--- BEGIN Input data ---

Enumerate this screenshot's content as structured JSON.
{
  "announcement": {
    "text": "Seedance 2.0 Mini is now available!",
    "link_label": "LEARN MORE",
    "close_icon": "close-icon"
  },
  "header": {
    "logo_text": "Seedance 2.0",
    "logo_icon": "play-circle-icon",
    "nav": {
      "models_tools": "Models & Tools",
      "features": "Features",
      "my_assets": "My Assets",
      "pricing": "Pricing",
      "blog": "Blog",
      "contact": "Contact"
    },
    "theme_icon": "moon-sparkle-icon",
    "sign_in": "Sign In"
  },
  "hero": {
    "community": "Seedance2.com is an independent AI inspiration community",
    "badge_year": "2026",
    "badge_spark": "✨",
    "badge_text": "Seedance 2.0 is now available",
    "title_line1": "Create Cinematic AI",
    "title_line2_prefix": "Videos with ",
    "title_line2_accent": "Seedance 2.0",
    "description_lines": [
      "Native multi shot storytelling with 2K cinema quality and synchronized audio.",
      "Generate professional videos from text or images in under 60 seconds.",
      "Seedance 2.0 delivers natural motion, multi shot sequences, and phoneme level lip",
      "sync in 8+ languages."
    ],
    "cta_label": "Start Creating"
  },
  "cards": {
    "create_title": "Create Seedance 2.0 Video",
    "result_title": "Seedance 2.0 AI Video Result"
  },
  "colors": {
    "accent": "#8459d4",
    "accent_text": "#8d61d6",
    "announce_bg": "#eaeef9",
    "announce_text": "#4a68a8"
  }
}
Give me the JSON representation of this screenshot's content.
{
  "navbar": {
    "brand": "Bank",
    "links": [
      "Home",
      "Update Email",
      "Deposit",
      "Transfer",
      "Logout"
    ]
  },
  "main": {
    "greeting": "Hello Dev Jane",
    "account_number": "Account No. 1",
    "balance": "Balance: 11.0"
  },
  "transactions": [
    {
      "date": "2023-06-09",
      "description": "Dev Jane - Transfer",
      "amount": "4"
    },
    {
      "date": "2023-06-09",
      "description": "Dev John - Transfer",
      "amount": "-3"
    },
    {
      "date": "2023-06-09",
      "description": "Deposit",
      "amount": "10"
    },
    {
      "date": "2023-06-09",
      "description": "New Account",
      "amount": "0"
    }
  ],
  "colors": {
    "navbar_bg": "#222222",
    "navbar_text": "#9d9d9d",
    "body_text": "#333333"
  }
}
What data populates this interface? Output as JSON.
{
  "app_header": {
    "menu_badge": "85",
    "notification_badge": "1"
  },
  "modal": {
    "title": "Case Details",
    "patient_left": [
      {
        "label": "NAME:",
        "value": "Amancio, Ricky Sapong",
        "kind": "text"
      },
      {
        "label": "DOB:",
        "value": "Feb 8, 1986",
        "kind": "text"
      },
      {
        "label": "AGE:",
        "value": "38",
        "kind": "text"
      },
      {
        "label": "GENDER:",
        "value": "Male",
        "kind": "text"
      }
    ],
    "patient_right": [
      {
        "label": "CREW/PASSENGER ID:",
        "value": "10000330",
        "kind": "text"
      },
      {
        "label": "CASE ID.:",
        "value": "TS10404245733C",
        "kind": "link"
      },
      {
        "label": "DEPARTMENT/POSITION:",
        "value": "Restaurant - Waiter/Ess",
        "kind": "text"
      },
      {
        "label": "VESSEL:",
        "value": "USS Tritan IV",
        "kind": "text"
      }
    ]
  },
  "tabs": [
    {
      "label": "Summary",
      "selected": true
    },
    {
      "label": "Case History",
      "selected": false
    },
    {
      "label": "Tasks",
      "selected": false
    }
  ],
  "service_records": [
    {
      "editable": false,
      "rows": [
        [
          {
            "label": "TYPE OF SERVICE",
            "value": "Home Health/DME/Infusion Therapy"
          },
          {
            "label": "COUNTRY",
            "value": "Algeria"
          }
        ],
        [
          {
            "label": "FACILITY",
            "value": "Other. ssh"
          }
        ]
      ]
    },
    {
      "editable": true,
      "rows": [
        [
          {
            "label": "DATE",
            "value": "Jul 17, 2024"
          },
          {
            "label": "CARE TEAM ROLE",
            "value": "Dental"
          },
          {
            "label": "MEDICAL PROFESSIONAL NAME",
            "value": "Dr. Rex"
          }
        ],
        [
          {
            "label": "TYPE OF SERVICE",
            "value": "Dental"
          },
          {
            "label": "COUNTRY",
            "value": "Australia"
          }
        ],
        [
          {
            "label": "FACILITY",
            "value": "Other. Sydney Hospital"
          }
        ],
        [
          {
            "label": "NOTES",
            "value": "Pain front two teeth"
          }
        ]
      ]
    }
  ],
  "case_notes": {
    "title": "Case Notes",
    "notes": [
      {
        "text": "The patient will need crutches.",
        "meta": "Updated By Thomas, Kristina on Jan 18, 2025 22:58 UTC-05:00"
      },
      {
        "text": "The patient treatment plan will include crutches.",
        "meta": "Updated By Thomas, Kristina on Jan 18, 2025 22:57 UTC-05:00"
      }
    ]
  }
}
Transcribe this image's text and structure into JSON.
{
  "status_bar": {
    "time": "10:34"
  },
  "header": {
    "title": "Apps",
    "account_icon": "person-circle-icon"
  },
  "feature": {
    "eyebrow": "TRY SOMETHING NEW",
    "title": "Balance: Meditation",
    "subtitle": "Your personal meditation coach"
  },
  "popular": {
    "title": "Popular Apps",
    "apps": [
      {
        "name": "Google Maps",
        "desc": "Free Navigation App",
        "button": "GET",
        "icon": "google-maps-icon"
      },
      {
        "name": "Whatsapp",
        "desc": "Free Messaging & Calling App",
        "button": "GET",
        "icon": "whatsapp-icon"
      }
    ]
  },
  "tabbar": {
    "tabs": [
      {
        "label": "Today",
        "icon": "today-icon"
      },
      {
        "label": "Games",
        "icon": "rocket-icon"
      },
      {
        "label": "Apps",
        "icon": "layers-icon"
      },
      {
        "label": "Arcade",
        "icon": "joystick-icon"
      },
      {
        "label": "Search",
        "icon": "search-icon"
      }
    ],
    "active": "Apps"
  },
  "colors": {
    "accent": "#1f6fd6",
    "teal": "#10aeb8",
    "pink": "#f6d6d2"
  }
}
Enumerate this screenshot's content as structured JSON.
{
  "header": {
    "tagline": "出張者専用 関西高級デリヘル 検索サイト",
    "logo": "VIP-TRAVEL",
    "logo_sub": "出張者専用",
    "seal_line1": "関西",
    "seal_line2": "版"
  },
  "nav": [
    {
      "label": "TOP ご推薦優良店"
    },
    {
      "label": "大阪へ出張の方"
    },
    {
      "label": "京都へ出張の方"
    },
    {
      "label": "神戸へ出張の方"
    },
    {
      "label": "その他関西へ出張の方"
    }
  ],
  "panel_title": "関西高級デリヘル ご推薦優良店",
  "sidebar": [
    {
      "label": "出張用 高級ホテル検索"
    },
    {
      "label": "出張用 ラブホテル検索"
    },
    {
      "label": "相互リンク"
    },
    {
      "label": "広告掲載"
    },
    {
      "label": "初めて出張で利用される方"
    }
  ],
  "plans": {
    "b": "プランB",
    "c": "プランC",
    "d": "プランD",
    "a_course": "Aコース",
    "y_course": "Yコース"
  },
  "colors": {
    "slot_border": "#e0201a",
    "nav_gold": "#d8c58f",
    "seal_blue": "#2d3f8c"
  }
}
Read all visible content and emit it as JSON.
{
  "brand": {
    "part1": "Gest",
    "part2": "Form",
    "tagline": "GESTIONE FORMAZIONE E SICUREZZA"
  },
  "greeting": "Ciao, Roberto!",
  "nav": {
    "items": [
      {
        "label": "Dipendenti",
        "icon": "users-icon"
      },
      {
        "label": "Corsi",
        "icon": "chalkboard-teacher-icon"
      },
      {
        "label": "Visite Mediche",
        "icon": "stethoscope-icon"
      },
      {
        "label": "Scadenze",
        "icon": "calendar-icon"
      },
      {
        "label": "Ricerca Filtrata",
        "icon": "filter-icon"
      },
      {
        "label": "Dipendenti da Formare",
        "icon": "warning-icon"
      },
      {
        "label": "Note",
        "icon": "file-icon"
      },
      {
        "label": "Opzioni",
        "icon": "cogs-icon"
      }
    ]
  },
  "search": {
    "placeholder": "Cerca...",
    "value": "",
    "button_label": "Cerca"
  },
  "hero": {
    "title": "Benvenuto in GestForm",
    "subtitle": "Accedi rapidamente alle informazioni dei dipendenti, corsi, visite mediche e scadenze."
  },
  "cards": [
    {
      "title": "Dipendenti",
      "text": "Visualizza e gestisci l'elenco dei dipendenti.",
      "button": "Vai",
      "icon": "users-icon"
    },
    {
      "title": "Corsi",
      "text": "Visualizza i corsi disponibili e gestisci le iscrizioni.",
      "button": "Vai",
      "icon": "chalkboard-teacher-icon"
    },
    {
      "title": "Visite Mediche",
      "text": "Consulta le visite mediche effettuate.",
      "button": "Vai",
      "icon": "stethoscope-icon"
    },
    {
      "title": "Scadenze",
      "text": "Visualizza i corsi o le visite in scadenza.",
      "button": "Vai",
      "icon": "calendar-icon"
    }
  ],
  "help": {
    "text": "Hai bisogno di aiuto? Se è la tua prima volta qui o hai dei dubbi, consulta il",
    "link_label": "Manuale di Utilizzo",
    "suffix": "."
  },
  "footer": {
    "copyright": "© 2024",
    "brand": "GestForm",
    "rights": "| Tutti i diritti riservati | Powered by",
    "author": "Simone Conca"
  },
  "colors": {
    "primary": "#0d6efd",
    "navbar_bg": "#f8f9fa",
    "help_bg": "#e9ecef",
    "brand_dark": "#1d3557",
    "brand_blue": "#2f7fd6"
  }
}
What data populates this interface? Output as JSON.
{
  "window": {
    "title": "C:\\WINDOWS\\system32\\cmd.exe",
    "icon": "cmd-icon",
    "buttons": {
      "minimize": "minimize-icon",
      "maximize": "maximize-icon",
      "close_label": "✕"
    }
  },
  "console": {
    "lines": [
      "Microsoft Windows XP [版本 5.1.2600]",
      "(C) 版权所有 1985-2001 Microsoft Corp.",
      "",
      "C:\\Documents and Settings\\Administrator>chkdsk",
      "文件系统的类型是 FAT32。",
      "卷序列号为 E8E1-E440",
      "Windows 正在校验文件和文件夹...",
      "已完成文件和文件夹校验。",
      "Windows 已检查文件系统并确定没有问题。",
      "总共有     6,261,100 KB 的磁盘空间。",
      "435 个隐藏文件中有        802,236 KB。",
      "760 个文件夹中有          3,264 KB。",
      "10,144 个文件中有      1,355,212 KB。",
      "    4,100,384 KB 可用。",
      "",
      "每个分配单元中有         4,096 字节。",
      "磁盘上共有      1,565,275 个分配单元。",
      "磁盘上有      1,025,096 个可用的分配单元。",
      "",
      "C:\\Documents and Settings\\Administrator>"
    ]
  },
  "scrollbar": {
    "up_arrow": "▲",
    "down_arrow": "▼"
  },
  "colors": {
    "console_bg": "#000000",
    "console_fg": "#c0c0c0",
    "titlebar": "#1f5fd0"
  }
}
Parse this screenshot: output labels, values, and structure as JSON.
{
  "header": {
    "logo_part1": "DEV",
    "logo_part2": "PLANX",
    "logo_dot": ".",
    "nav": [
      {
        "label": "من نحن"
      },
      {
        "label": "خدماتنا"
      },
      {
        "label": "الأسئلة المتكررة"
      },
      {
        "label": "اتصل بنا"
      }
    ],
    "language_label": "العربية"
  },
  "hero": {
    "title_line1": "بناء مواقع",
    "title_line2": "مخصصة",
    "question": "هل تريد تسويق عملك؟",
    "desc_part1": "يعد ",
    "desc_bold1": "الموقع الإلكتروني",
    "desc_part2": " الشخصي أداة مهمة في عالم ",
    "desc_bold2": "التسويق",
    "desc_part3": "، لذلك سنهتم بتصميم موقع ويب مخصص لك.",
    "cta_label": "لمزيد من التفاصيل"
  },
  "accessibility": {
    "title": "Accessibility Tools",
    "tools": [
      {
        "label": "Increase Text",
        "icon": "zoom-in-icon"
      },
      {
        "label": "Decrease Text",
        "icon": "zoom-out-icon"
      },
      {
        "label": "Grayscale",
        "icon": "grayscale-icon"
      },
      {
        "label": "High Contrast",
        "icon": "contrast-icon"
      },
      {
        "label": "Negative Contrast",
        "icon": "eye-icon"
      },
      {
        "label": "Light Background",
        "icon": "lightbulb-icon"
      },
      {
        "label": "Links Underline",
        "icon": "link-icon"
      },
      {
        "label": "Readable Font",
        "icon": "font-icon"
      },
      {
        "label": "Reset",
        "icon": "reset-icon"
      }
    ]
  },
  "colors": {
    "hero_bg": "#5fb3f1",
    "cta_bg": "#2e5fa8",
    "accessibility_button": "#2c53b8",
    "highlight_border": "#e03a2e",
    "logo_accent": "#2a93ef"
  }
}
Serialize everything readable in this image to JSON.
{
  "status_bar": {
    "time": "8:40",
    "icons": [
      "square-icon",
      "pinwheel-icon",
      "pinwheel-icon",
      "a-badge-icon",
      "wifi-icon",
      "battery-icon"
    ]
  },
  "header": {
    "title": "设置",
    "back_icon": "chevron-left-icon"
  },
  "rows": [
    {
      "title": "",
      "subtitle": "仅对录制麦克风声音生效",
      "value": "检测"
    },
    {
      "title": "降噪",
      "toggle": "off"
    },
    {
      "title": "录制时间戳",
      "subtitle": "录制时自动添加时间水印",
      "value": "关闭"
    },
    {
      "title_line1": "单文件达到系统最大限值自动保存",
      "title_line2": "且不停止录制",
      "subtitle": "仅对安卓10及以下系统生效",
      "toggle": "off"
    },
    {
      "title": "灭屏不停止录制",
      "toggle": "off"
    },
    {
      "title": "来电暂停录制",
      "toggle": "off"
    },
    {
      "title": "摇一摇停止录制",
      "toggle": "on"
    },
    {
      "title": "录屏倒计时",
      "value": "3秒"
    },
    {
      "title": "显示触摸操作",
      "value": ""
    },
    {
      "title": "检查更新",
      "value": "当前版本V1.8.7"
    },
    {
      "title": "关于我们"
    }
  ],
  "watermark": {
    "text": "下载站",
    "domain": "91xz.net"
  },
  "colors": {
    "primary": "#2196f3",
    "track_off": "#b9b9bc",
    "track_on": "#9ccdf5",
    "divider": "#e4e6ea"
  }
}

--- END Input data ---

Which lines include the word "subtitle"? List them all.

Finished exercise:
    "subtitle": "Your personal meditation coach"
    "subtitle": "Accedi rapidamente alle informazioni dei dipendenti, corsi, visite mediche e scadenze."
      "subtitle": "仅对录制麦克风声音生效",
      "subtitle": "录制时自动添加时间水印",
      "subtitle": "仅对安卓10及以下系统生效",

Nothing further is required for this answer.